Listings of regions and labels
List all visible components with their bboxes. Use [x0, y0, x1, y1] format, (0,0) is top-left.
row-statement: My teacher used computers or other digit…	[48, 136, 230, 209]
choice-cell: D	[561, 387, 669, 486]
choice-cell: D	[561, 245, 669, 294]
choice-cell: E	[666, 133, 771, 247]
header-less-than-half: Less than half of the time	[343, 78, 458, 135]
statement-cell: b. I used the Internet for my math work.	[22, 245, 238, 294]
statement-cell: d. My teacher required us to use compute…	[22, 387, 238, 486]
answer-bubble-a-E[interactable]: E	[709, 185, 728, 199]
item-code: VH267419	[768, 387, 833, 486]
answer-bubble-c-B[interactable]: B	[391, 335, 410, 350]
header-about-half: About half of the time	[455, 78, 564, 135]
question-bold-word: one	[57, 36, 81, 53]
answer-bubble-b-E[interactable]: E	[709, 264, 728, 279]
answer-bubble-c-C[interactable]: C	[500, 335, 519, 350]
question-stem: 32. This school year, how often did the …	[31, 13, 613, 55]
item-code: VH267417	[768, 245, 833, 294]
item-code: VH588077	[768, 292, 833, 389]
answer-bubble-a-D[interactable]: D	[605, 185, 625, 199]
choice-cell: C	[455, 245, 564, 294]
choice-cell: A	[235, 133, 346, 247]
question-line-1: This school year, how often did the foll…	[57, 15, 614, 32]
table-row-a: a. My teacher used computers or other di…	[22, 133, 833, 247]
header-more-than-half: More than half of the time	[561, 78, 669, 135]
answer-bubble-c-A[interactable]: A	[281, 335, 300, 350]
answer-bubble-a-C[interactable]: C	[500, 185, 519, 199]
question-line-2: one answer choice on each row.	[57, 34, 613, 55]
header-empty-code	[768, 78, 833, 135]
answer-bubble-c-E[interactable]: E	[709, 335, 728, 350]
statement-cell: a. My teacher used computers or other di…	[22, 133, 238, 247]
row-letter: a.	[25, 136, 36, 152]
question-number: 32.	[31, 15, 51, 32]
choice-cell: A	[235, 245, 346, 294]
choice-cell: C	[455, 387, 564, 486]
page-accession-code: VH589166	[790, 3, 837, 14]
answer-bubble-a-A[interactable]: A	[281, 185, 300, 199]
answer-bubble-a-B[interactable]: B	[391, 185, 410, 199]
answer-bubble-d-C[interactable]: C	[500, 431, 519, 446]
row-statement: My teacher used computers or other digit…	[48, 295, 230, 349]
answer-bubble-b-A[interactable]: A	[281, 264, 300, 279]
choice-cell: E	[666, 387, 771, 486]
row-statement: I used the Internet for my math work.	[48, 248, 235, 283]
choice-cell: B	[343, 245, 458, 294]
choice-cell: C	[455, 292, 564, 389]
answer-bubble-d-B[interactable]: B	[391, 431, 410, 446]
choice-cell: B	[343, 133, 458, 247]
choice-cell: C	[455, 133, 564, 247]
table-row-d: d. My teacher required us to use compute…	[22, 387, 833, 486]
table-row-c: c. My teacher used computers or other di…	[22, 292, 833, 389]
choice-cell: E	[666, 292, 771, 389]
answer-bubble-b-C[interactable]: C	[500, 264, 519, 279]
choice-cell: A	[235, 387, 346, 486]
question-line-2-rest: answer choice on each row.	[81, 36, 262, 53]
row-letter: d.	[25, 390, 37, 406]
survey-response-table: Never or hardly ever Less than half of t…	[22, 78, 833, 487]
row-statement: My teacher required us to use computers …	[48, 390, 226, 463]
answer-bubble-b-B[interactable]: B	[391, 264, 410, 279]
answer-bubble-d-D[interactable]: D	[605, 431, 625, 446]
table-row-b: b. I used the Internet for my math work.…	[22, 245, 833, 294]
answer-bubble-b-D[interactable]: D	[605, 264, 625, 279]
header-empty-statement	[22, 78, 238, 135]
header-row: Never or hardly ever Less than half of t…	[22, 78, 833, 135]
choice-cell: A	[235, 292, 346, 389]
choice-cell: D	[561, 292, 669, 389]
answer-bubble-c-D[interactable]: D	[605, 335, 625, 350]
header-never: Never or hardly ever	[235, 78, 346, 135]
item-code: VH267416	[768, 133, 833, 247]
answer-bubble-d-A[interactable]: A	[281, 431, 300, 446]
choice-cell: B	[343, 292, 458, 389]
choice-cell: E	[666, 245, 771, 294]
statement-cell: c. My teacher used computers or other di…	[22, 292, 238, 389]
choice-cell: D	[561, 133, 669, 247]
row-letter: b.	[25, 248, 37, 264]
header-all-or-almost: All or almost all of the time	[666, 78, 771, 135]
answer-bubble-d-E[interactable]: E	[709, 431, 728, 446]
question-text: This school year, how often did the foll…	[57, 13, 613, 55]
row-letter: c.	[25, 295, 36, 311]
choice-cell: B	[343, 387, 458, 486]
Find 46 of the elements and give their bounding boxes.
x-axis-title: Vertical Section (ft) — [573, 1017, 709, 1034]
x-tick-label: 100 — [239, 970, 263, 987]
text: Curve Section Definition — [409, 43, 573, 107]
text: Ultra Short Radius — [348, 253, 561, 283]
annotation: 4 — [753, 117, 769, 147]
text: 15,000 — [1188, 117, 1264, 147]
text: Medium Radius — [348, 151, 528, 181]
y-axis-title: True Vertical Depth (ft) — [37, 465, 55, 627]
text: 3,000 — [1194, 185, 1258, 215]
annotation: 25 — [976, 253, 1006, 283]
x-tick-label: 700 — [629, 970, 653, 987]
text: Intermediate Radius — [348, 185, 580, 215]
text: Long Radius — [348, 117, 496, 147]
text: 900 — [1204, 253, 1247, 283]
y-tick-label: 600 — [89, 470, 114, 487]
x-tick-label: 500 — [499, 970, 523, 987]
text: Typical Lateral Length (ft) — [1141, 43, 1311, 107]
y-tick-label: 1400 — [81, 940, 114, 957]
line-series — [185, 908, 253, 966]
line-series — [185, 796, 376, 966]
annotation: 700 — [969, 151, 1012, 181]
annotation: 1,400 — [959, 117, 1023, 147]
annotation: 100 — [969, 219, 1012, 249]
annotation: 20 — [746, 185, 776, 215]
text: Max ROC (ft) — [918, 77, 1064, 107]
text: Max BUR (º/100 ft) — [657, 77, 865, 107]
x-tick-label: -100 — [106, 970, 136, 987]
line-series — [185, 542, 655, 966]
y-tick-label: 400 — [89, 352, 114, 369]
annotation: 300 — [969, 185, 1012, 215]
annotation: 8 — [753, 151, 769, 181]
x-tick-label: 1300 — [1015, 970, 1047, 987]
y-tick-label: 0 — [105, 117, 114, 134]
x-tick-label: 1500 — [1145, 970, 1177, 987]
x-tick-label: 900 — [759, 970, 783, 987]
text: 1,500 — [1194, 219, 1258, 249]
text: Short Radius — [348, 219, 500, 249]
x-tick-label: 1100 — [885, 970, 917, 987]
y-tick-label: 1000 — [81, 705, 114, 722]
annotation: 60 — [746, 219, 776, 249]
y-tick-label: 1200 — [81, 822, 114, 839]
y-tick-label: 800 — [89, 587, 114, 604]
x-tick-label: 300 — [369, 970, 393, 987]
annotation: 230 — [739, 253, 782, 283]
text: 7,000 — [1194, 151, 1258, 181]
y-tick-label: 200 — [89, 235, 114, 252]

§ **What the task requires**:
Copy out every line of the records above without any changes.

§ **Final result**:
List all visible components with their bboxes. Use [x0, y0, x1, y1] format, (0,0) is top-left.
row-statement: My teacher used computers or other digit…	[48, 136, 230, 209]
choice-cell: D	[561, 387, 669, 486]
choice-cell: D	[561, 245, 669, 294]
choice-cell: E	[666, 133, 771, 247]
header-less-than-half: Less than half of the time	[343, 78, 458, 135]
statement-cell: b. I used the Internet for my math work.	[22, 245, 238, 294]
statement-cell: d. My teacher required us to use compute…	[22, 387, 238, 486]
answer-bubble-a-E[interactable]: E	[709, 185, 728, 199]
item-code: VH267419	[768, 387, 833, 486]
answer-bubble-c-B[interactable]: B	[391, 335, 410, 350]
header-about-half: About half of the time	[455, 78, 564, 135]
question-bold-word: one	[57, 36, 81, 53]
answer-bubble-b-E[interactable]: E	[709, 264, 728, 279]
answer-bubble-c-C[interactable]: C	[500, 335, 519, 350]
question-stem: 32. This school year, how often did the …	[31, 13, 613, 55]
item-code: VH267417	[768, 245, 833, 294]
item-code: VH588077	[768, 292, 833, 389]
answer-bubble-a-D[interactable]: D	[605, 185, 625, 199]
choice-cell: C	[455, 245, 564, 294]
choice-cell: A	[235, 133, 346, 247]
question-line-1: This school year, how often did the foll…	[57, 15, 614, 32]
table-row-a: a. My teacher used computers or other di…	[22, 133, 833, 247]
header-more-than-half: More than half of the time	[561, 78, 669, 135]
answer-bubble-c-A[interactable]: A	[281, 335, 300, 350]
answer-bubble-a-C[interactable]: C	[500, 185, 519, 199]
question-line-2: one answer choice on each row.	[57, 34, 613, 55]
header-empty-code	[768, 78, 833, 135]
answer-bubble-c-E[interactable]: E	[709, 335, 728, 350]
statement-cell: a. My teacher used computers or other di…	[22, 133, 238, 247]
row-letter: a.	[25, 136, 36, 152]
question-number: 32.	[31, 15, 51, 32]
choice-cell: A	[235, 245, 346, 294]
choice-cell: C	[455, 387, 564, 486]
page-accession-code: VH589166	[790, 3, 837, 14]
answer-bubble-a-A[interactable]: A	[281, 185, 300, 199]
answer-bubble-a-B[interactable]: B	[391, 185, 410, 199]
answer-bubble-d-C[interactable]: C	[500, 431, 519, 446]
row-statement: My teacher used computers or other digit…	[48, 295, 230, 349]
answer-bubble-b-A[interactable]: A	[281, 264, 300, 279]
choice-cell: E	[666, 387, 771, 486]
row-statement: I used the Internet for my math work.	[48, 248, 235, 283]
choice-cell: B	[343, 245, 458, 294]
choice-cell: C	[455, 292, 564, 389]
answer-bubble-d-B[interactable]: B	[391, 431, 410, 446]
choice-cell: B	[343, 133, 458, 247]
choice-cell: C	[455, 133, 564, 247]
table-row-d: d. My teacher required us to use compute…	[22, 387, 833, 486]
table-row-c: c. My teacher used computers or other di…	[22, 292, 833, 389]
choice-cell: E	[666, 292, 771, 389]
answer-bubble-b-C[interactable]: C	[500, 264, 519, 279]
choice-cell: A	[235, 387, 346, 486]
question-line-2-rest: answer choice on each row.	[81, 36, 262, 53]
row-letter: d.	[25, 390, 37, 406]
survey-response-table: Never or hardly ever Less than half of t…	[22, 78, 833, 487]
row-statement: My teacher required us to use computers …	[48, 390, 226, 463]
answer-bubble-b-B[interactable]: B	[391, 264, 410, 279]
answer-bubble-d-D[interactable]: D	[605, 431, 625, 446]
table-row-b: b. I used the Internet for my math work.…	[22, 245, 833, 294]
answer-bubble-b-D[interactable]: D	[605, 264, 625, 279]
header-empty-statement	[22, 78, 238, 135]
header-row: Never or hardly ever Less than half of t…	[22, 78, 833, 135]
choice-cell: A	[235, 292, 346, 389]
choice-cell: D	[561, 292, 669, 389]
answer-bubble-c-D[interactable]: D	[605, 335, 625, 350]
header-never: Never or hardly ever	[235, 78, 346, 135]
item-code: VH267416	[768, 133, 833, 247]
answer-bubble-d-A[interactable]: A	[281, 431, 300, 446]
choice-cell: B	[343, 292, 458, 389]
choice-cell: E	[666, 245, 771, 294]
statement-cell: c. My teacher used computers or other di…	[22, 292, 238, 389]
choice-cell: D	[561, 133, 669, 247]
row-letter: b.	[25, 248, 37, 264]
header-all-or-almost: All or almost all of the time	[666, 78, 771, 135]
answer-bubble-d-E[interactable]: E	[709, 431, 728, 446]
question-text: This school year, how often did the foll…	[57, 13, 613, 55]
row-letter: c.	[25, 295, 36, 311]
choice-cell: B	[343, 387, 458, 486]
Find 46 of the elements and give their bounding boxes.
x-axis-title: Vertical Section (ft) — [573, 1017, 709, 1034]
x-tick-label: 100 — [239, 970, 263, 987]
text: Curve Section Definition — [409, 43, 573, 107]
text: Ultra Short Radius — [348, 253, 561, 283]
annotation: 4 — [753, 117, 769, 147]
text: 15,000 — [1188, 117, 1264, 147]
text: Medium Radius — [348, 151, 528, 181]
y-axis-title: True Vertical Depth (ft) — [37, 465, 55, 627]
text: 3,000 — [1194, 185, 1258, 215]
annotation: 25 — [976, 253, 1006, 283]
x-tick-label: 700 — [629, 970, 653, 987]
text: Intermediate Radius — [348, 185, 580, 215]
text: Long Radius — [348, 117, 496, 147]
text: 900 — [1204, 253, 1247, 283]
y-tick-label: 600 — [89, 470, 114, 487]
x-tick-label: 500 — [499, 970, 523, 987]
text: Typical Lateral Length (ft) — [1141, 43, 1311, 107]
y-tick-label: 1400 — [81, 940, 114, 957]
line-series — [185, 908, 253, 966]
line-series — [185, 796, 376, 966]
annotation: 700 — [969, 151, 1012, 181]
annotation: 1,400 — [959, 117, 1023, 147]
annotation: 100 — [969, 219, 1012, 249]
annotation: 20 — [746, 185, 776, 215]
text: Max ROC (ft) — [918, 77, 1064, 107]
text: Max BUR (º/100 ft) — [657, 77, 865, 107]
x-tick-label: -100 — [106, 970, 136, 987]
line-series — [185, 542, 655, 966]
y-tick-label: 400 — [89, 352, 114, 369]
annotation: 300 — [969, 185, 1012, 215]
annotation: 8 — [753, 151, 769, 181]
x-tick-label: 1300 — [1015, 970, 1047, 987]
y-tick-label: 0 — [105, 117, 114, 134]
x-tick-label: 1500 — [1145, 970, 1177, 987]
x-tick-label: 900 — [759, 970, 783, 987]
text: 1,500 — [1194, 219, 1258, 249]
text: Short Radius — [348, 219, 500, 249]
x-tick-label: 1100 — [885, 970, 917, 987]
y-tick-label: 1000 — [81, 705, 114, 722]
annotation: 60 — [746, 219, 776, 249]
y-tick-label: 1200 — [81, 822, 114, 839]
y-tick-label: 800 — [89, 587, 114, 604]
x-tick-label: 300 — [369, 970, 393, 987]
annotation: 230 — [739, 253, 782, 283]
text: 7,000 — [1194, 151, 1258, 181]
y-tick-label: 200 — [89, 235, 114, 252]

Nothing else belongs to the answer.